| EXERCISE BRIEF |
Find the word "values" in the listing; pull out each line holding it.

=====

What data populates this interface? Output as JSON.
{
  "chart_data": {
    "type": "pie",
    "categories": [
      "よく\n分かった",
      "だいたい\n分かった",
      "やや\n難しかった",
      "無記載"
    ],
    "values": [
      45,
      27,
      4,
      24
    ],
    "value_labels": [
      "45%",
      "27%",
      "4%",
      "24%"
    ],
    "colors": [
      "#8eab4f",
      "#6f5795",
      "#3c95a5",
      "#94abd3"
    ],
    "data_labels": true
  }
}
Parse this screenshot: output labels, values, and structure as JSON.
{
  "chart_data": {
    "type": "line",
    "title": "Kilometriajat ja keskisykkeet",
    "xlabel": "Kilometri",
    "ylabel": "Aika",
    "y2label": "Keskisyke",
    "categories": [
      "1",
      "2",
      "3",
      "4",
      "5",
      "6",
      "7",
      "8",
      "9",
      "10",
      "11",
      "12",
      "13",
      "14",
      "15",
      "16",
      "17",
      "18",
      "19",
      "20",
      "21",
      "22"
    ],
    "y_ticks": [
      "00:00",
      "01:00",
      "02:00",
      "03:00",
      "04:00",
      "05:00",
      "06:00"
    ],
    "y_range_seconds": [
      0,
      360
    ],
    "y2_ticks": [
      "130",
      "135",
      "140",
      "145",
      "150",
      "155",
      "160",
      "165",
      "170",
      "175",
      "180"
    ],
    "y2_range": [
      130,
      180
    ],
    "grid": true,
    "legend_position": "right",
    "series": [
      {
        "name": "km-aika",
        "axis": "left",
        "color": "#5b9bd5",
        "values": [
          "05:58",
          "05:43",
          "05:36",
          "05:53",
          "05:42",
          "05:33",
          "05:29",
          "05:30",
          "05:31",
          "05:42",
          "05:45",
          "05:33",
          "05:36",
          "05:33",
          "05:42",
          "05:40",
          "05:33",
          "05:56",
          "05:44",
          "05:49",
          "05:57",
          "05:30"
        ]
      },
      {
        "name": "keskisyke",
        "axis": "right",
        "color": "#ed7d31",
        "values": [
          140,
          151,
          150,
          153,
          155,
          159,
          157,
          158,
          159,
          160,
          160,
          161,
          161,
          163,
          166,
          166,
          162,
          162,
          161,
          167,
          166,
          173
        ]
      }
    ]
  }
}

=====

| WRITTEN RESPONSE |
    "values": [
Parse this screenshot: output labels, values, and structure as JSON.
        "values": [
        "values": [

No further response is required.